STATED PROBLEM = Rewrite the material from its first line through the line containing "bar xyxy=(362,155,381,320)" as a numbered list, omitting any blank lines.

GIVEN RECORDS =
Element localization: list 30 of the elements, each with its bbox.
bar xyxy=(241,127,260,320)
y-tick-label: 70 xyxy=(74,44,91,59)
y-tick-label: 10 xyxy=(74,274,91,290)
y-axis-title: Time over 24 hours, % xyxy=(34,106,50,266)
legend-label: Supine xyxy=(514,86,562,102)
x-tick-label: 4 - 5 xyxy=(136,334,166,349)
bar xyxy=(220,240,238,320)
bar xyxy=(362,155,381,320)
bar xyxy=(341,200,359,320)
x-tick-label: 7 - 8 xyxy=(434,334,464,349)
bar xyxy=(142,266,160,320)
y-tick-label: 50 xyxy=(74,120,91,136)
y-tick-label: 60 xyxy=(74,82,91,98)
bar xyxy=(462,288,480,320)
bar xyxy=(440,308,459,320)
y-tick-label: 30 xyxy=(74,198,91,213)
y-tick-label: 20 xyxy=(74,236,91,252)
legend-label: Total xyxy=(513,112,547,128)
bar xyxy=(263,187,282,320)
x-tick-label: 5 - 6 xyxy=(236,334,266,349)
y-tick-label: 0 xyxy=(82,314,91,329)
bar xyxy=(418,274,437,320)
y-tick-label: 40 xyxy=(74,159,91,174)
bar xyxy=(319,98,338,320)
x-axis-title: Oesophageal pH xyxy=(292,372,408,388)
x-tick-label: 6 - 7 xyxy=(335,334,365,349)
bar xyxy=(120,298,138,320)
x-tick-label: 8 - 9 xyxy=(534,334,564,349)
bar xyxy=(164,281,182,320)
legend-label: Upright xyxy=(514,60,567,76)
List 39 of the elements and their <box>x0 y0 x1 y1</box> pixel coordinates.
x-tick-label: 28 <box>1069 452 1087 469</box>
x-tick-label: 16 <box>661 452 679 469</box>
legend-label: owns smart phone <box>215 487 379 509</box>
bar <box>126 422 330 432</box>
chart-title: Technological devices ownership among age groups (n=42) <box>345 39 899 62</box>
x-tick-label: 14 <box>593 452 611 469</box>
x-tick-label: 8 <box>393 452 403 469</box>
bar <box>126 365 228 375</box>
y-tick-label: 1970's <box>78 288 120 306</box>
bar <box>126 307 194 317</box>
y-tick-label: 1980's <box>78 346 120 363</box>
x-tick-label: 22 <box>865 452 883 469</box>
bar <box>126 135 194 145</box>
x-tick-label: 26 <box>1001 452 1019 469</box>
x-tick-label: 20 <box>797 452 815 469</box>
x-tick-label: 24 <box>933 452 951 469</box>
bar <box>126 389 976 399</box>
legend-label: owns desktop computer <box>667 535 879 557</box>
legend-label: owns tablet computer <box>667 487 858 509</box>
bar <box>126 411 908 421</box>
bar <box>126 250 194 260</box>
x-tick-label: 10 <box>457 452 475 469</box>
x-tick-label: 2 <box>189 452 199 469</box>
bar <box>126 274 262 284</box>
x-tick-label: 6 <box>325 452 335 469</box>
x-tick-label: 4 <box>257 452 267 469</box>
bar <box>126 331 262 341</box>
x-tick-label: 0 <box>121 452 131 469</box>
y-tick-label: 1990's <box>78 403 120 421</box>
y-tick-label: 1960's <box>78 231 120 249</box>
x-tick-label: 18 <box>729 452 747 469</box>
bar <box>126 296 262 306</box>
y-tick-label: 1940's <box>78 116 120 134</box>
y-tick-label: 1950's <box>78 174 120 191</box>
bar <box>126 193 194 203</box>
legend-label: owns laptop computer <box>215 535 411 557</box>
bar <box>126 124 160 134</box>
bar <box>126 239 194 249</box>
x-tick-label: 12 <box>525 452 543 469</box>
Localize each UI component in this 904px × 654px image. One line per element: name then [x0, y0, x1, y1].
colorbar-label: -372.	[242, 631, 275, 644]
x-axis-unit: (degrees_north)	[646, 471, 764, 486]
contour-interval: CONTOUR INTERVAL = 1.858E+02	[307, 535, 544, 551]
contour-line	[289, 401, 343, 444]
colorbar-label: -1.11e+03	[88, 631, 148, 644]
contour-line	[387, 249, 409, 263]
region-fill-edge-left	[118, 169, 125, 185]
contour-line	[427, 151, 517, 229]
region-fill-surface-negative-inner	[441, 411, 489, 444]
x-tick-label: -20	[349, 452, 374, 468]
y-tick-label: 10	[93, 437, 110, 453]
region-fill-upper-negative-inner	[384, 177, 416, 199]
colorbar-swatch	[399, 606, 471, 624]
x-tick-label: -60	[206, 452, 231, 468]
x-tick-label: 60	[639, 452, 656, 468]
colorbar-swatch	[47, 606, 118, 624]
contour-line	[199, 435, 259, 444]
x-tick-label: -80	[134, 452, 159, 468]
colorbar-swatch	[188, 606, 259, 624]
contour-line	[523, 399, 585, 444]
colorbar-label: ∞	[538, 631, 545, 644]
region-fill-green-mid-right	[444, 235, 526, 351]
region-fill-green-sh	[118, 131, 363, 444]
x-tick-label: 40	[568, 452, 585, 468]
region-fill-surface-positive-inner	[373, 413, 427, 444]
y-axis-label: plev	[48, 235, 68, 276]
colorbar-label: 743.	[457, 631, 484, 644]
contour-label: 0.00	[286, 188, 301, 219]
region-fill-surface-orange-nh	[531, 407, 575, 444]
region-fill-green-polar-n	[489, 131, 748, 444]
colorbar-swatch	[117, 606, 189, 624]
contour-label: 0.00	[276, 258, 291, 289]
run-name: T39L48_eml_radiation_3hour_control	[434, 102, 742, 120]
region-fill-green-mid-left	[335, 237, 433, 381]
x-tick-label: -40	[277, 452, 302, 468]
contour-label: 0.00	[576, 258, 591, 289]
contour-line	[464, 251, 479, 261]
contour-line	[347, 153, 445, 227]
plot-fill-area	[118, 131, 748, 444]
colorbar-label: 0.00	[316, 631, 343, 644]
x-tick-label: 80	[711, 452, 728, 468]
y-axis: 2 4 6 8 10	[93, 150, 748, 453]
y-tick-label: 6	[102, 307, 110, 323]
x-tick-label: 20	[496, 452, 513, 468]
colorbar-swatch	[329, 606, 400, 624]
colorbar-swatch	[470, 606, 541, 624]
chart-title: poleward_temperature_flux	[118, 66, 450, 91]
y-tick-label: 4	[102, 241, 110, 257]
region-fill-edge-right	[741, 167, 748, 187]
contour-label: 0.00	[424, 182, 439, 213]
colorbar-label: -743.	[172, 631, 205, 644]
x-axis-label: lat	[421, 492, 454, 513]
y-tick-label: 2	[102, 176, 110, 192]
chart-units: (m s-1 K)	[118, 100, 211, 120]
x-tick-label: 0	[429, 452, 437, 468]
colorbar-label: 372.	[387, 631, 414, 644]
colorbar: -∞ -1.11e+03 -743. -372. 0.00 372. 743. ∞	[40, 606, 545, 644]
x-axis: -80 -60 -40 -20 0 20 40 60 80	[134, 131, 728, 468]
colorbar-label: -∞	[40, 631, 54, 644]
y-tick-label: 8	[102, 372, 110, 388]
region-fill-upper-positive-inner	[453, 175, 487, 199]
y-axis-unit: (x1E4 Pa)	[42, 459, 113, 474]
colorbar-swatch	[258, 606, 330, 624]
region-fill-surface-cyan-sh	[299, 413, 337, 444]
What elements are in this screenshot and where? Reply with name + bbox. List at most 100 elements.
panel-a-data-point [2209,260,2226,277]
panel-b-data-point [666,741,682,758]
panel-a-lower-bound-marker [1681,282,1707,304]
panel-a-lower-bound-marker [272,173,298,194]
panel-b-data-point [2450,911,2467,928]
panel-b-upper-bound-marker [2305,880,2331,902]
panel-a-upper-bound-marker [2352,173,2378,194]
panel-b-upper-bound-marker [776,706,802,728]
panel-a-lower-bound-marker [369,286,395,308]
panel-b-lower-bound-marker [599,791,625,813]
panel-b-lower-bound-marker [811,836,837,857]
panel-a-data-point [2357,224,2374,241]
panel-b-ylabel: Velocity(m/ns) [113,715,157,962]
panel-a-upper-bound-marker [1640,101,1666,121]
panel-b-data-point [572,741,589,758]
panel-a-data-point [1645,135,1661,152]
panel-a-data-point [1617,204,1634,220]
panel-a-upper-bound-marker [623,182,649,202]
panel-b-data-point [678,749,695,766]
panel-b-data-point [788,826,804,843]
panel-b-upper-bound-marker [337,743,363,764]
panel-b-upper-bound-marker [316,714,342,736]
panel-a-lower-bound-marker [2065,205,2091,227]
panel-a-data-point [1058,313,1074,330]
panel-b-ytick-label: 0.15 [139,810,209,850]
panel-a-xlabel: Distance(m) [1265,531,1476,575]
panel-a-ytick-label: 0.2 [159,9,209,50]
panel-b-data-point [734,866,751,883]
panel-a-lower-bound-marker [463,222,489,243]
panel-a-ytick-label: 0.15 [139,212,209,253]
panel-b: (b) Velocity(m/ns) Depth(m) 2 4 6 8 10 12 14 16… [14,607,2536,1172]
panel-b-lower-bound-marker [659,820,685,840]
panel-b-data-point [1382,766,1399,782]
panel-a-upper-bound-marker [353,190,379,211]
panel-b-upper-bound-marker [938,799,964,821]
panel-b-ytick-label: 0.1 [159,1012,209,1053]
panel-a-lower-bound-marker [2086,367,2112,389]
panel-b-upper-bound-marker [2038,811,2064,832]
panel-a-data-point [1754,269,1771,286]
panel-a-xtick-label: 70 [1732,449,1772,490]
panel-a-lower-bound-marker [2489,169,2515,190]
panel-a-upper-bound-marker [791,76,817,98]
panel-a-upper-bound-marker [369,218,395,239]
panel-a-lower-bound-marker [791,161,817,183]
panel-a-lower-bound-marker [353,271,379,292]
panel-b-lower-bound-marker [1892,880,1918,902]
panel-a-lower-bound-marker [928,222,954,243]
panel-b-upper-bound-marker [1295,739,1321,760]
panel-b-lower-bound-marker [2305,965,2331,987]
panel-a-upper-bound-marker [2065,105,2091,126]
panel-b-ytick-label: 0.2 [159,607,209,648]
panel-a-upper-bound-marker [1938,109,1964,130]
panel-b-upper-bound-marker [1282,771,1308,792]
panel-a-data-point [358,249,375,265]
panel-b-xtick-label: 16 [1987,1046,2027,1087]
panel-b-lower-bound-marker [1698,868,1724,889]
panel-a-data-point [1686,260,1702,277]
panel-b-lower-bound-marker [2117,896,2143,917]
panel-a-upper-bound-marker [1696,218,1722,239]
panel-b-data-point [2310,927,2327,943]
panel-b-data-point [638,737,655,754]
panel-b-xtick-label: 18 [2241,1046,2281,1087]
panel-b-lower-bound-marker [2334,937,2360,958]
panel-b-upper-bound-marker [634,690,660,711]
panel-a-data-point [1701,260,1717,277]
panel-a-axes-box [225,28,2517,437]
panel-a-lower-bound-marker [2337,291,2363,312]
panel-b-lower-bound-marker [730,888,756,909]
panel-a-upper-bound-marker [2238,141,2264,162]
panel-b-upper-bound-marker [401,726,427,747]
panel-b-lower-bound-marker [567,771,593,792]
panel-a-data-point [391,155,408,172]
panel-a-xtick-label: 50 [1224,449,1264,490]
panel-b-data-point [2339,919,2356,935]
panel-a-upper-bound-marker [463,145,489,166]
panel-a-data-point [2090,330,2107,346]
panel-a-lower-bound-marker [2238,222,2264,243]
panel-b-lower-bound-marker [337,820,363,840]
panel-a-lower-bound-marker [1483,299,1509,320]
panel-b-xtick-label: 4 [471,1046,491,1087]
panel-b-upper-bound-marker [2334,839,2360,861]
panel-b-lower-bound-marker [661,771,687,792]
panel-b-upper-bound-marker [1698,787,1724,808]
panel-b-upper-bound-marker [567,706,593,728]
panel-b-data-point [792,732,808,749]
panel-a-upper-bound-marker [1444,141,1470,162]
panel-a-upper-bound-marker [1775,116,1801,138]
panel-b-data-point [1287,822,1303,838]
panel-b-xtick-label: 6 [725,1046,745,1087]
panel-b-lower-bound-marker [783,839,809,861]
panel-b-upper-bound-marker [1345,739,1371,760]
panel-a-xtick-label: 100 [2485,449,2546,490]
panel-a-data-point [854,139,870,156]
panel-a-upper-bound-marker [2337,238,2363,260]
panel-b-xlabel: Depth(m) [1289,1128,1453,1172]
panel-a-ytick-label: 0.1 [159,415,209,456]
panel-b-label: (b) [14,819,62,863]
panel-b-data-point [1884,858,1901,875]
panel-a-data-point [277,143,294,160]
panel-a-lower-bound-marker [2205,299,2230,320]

SOLUTION TO THIS TASK =
1. Element localization: list 30 of the elements, each with its bbox.
2. bar xyxy=(241,127,260,320)
3. y-tick-label: 70 xyxy=(74,44,91,59)
4. y-tick-label: 10 xyxy=(74,274,91,290)
5. y-axis-title: Time over 24 hours, % xyxy=(34,106,50,266)
6. legend-label: Supine xyxy=(514,86,562,102)
7. x-tick-label: 4 - 5 xyxy=(136,334,166,349)
8. bar xyxy=(220,240,238,320)
9. bar xyxy=(362,155,381,320)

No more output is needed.